## WHAT YOU SHOULD DO
Pick out every line that holds the string "easiest" and copy it.
━━━━━━━━━━━━━━━━
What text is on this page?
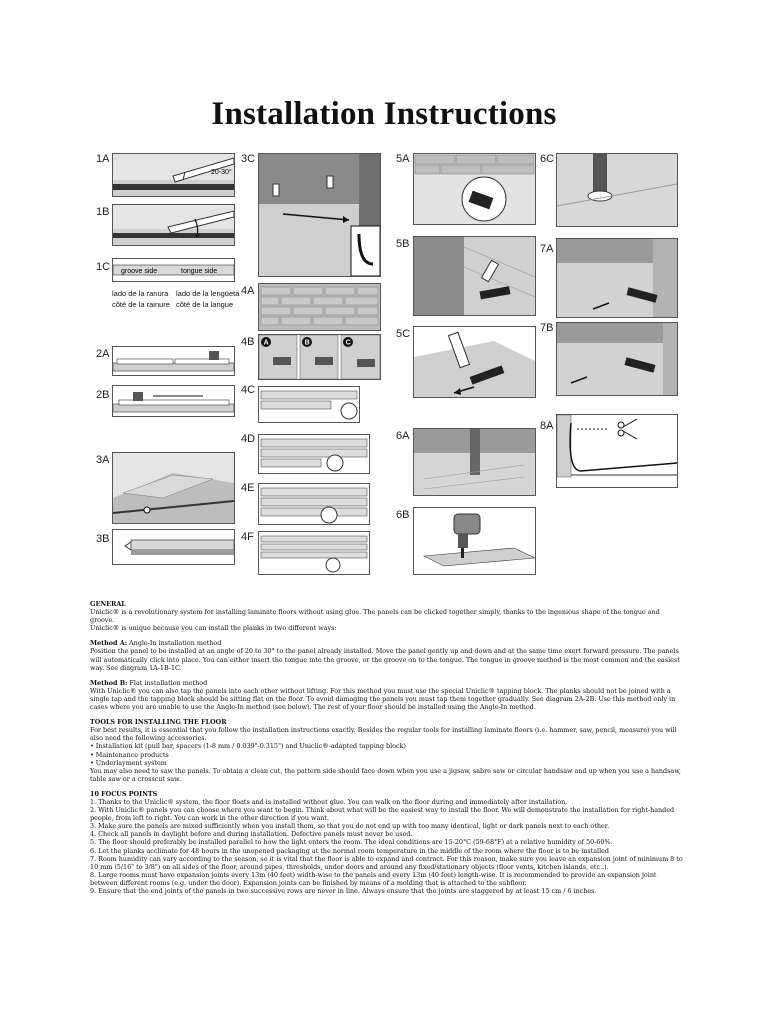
Installation Instructions
1A
20-30°
1B
1C groove side	tongue side
lado de la ranura
côté de la rainure
lado de la lengüeta
côté de la langue
2A
2B
3A
3B
3C
4A
4B A	B	C
4C
4D
4E
4F
5A
5B
5C
6A
6B
6C
7A
7B
8A

GENERAL

Uniclic® is a revolutionary system for installing laminate floors without using glue. The panels can be clicked together simply, thanks to the ingenious shape of the tongue and groove.

Uniclic® is unique because you can install the planks in two different ways:

Method A: Angle-In installation method

Position the panel to be installed at an angle of 20 to 30° to the panel already installed. Move the panel gently up and down and at the same time exert forward pressure. The panels will automatically click into place. You can either insert the tongue into the groove, or the groove on to the tongue. The tongue in groove method is the most common and the easiest way. See diagram 1A-1B-1C.

Method B: Flat installation method

With Uniclic® you can also tap the panels into each other without lifting. For this method you must use the special Uniclic® tapping block. The planks should not be joined with a single tap and the tapping block should be sitting flat on the floor. To avoid damaging the panels you must tap them together gradually. See diagram 2A-2B. Use this method only in cases where you are unable to use the Angle-In method (see below). The rest of your floor should be installed using the Angle-In method.

TOOLS FOR INSTALLING THE FLOOR

For best results, it is essential that you follow the installation instructions exactly. Besides the regular tools for installing laminate floors (i.e. hammer, saw, pencil, measure) you will also need the following accessories.

• Installation kit (pull bar, spacers (1-8 mm / 0.039"-0.315") and Uniclic®-adapted tapping block)

• Maintenance products

• Underlayment system

You may also need to saw the panels. To obtain a clean cut, the pattern side should face down when you use a jigsaw, sabre saw or circular handsaw and up when you use a handsaw, table saw or a crosscut saw.

10 FOCUS POINTS

1. Thanks to the Uniclic® system, the floor floats and is installed without glue. You can walk on the floor during and immediately after installation.

2. With Uniclic® panels you can choose where you want to begin. Think about what will be the easiest way to install the floor. We will demonstrate the installation for right-handed people, from left to right. You can work in the other direction if you want.

3. Make sure the panels are mixed sufficiently when you install them, so that you do not end up with too many identical, light or dark panels next to each other.

4. Check all panels in daylight before and during installation. Defective panels must never be used.

5. The floor should preferably be installed parallel to how the light enters the room. The ideal conditions are 15-20°C (59-68°F) at a relative humidity of 50-60%.

6. Let the planks acclimate for 48 hours in the unopened packaging at the normal room temperature in the middle of the room where the floor is to be installed

7. Room humidity can vary according to the season, so it is vital that the floor is able to expand and contract. For this reason, make sure you leave an expansion joint of minimum 8 to 10 mm (5/16" to 3/8") on all sides of the floor, around pipes, thresholds, under doors and around any fixed/stationary objects (floor vents, kitchen islands, etc..).

8. Large rooms must have expansion joints every 13m (40 feet) width-wise to the panels and every 13m (40 feet) length-wise. It is recommended to provide an expansion joint between different rooms (e.g. under the door). Expansion joints can be finished by means of a molding that is attached to the subfloor.

9. Ensure that the end joints of the panels in two successive rows are never in line. Always ensure that the joints are staggered by at least 15 cm / 6 inches.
━━━━━━━━━━━━━━━━
## SOLUTION TO THIS TASK
Position the panel to be installed at an angle of 20 to 30° to the panel already installed. Move the panel gently up and down and at the same time exert forward pressure. The panels will automatically click into place. You can either insert the tongue into the groove, or the groove on to the tongue. The tongue in groove method is the most common and the easiest way. See diagram 1A-1B-1C.
2. With Uniclic® panels you can choose where you want to begin. Think about what will be the easiest way to install the floor. We will demonstrate the installation for right-handed people, from left to right. You can work in the other direction if you want.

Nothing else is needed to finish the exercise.